**Directive**. Return the listing below verbatim. Pictures do not belong in the copy.
** Start of Records to process **
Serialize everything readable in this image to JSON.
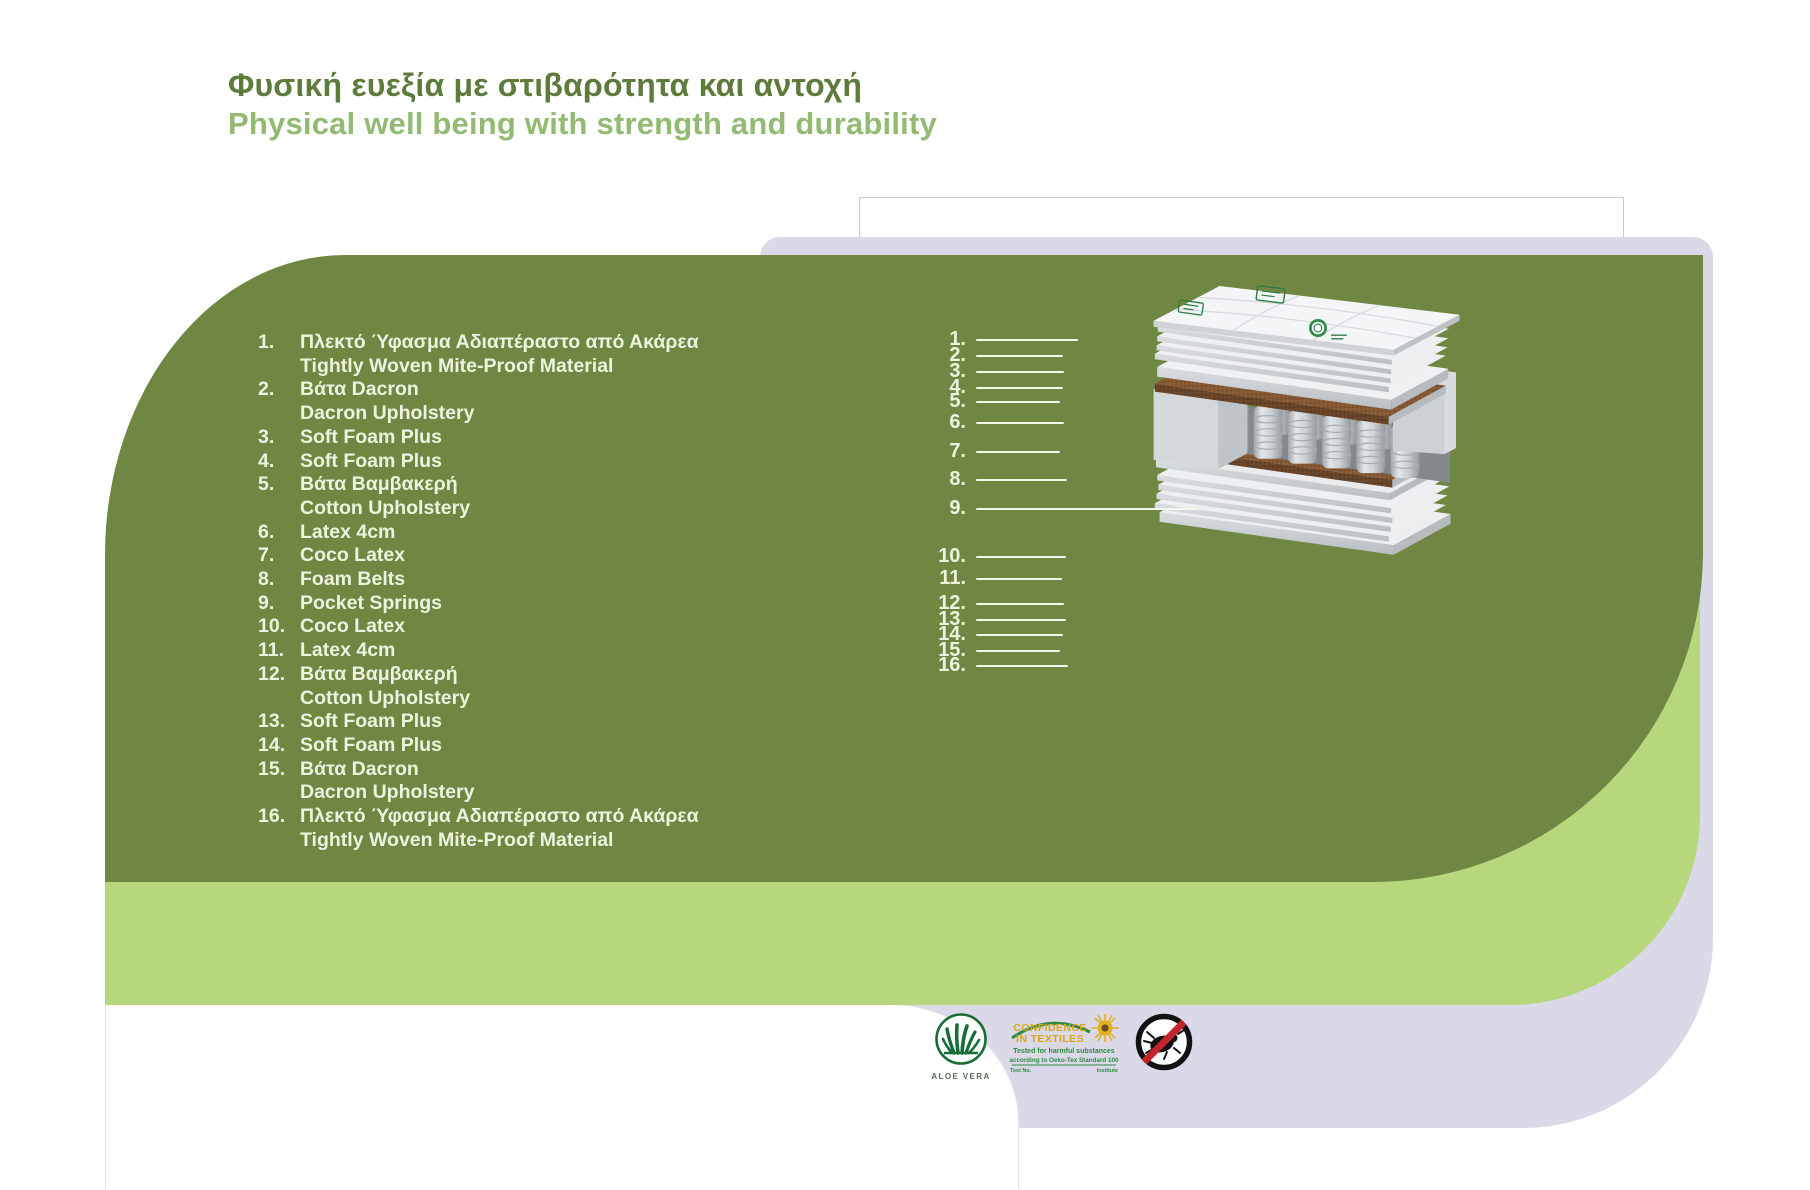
{
  "title": {
    "greek": "Φυσική ευεξία με στιβαρότητα και αντοχή",
    "english": "Physical well being with strength and durability"
  },
  "layers": [
    {
      "label": "1.",
      "lines": [
        "Πλεκτό Ύφασμα Αδιαπέραστο από Ακάρεα",
        "Tightly Woven Mite-Proof Material"
      ]
    },
    {
      "label": "2.",
      "lines": [
        "Βάτα Dacron",
        "Dacron Upholstery"
      ]
    },
    {
      "label": "3.",
      "lines": [
        "Soft Foam Plus"
      ]
    },
    {
      "label": "4.",
      "lines": [
        "Soft Foam Plus"
      ]
    },
    {
      "label": "5.",
      "lines": [
        "Βάτα Βαμβακερή",
        "Cotton Upholstery"
      ]
    },
    {
      "label": "6.",
      "lines": [
        "Latex 4cm"
      ]
    },
    {
      "label": "7.",
      "lines": [
        "Coco Latex"
      ]
    },
    {
      "label": "8.",
      "lines": [
        "Foam Belts"
      ]
    },
    {
      "label": "9.",
      "lines": [
        "Pocket Springs"
      ]
    },
    {
      "label": "10.",
      "lines": [
        "Coco Latex"
      ]
    },
    {
      "label": "11.",
      "lines": [
        "Latex 4cm"
      ]
    },
    {
      "label": "12.",
      "lines": [
        "Βάτα Βαμβακερή",
        "Cotton Upholstery"
      ]
    },
    {
      "label": "13.",
      "lines": [
        "Soft Foam Plus"
      ]
    },
    {
      "label": "14.",
      "lines": [
        "Soft Foam Plus"
      ]
    },
    {
      "label": "15.",
      "lines": [
        "Βάτα Dacron",
        "Dacron Upholstery"
      ]
    },
    {
      "label": "16.",
      "lines": [
        "Πλεκτό Ύφασμα Αδιαπέραστο από Ακάρεα",
        "Tightly Woven Mite-Proof Material"
      ]
    }
  ],
  "badges": {
    "aloe_vera": {
      "label": "ALOE VERA"
    },
    "oeko_tex": {
      "title_line1": "CONFIDENCE",
      "title_line2": "IN TEXTILES",
      "tested": "Tested for harmful substances",
      "standard": "according to Oeko-Tex Standard 100",
      "footnote_left": "Test No.",
      "footnote_right": "Institute"
    }
  },
  "colors": {
    "olive": "#6f8742",
    "lime": "#b6d77c",
    "lavender": "#dbd8e7",
    "title_greek": "#5d7b3b",
    "title_english": "#92ba72",
    "list_text": "#ecf4de",
    "callout_line": "#f2f8e8"
  }
}
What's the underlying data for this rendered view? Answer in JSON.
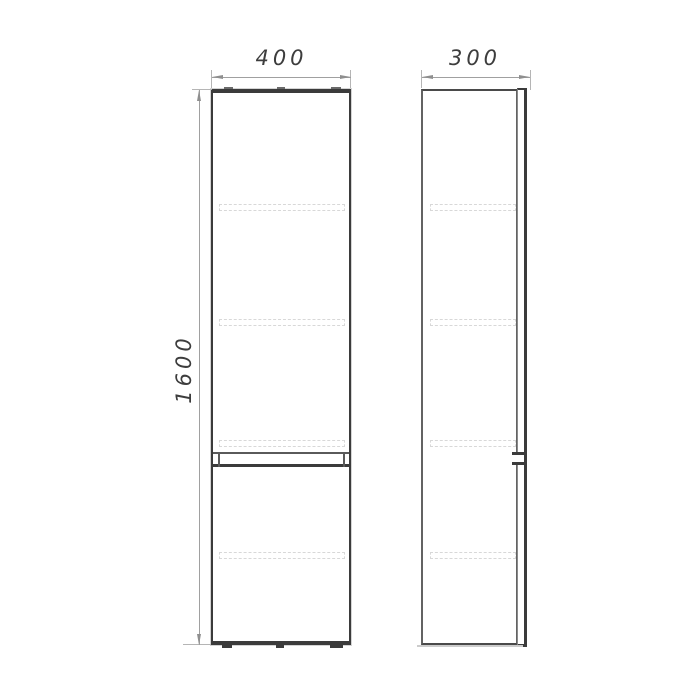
** End of Records to process **
**Answer in full**.
Serialize everything readable in this image to JSON.
{
  "title": {
    "greek": "Φυσική ευεξία με στιβαρότητα και αντοχή",
    "english": "Physical well being with strength and durability"
  },
  "layers": [
    {
      "label": "1.",
      "lines": [
        "Πλεκτό Ύφασμα Αδιαπέραστο από Ακάρεα",
        "Tightly Woven Mite-Proof Material"
      ]
    },
    {
      "label": "2.",
      "lines": [
        "Βάτα Dacron",
        "Dacron Upholstery"
      ]
    },
    {
      "label": "3.",
      "lines": [
        "Soft Foam Plus"
      ]
    },
    {
      "label": "4.",
      "lines": [
        "Soft Foam Plus"
      ]
    },
    {
      "label": "5.",
      "lines": [
        "Βάτα Βαμβακερή",
        "Cotton Upholstery"
      ]
    },
    {
      "label": "6.",
      "lines": [
        "Latex 4cm"
      ]
    },
    {
      "label": "7.",
      "lines": [
        "Coco Latex"
      ]
    },
    {
      "label": "8.",
      "lines": [
        "Foam Belts"
      ]
    },
    {
      "label": "9.",
      "lines": [
        "Pocket Springs"
      ]
    },
    {
      "label": "10.",
      "lines": [
        "Coco Latex"
      ]
    },
    {
      "label": "11.",
      "lines": [
        "Latex 4cm"
      ]
    },
    {
      "label": "12.",
      "lines": [
        "Βάτα Βαμβακερή",
        "Cotton Upholstery"
      ]
    },
    {
      "label": "13.",
      "lines": [
        "Soft Foam Plus"
      ]
    },
    {
      "label": "14.",
      "lines": [
        "Soft Foam Plus"
      ]
    },
    {
      "label": "15.",
      "lines": [
        "Βάτα Dacron",
        "Dacron Upholstery"
      ]
    },
    {
      "label": "16.",
      "lines": [
        "Πλεκτό Ύφασμα Αδιαπέραστο από Ακάρεα",
        "Tightly Woven Mite-Proof Material"
      ]
    }
  ],
  "badges": {
    "aloe_vera": {
      "label": "ALOE VERA"
    },
    "oeko_tex": {
      "title_line1": "CONFIDENCE",
      "title_line2": "IN TEXTILES",
      "tested": "Tested for harmful substances",
      "standard": "according to Oeko-Tex Standard 100",
      "footnote_left": "Test No.",
      "footnote_right": "Institute"
    }
  },
  "colors": {
    "olive": "#6f8742",
    "lime": "#b6d77c",
    "lavender": "#dbd8e7",
    "title_greek": "#5d7b3b",
    "title_english": "#92ba72",
    "list_text": "#ecf4de",
    "callout_line": "#f2f8e8"
  }
}
What's the underlying data for this rendered view? Answer in JSON.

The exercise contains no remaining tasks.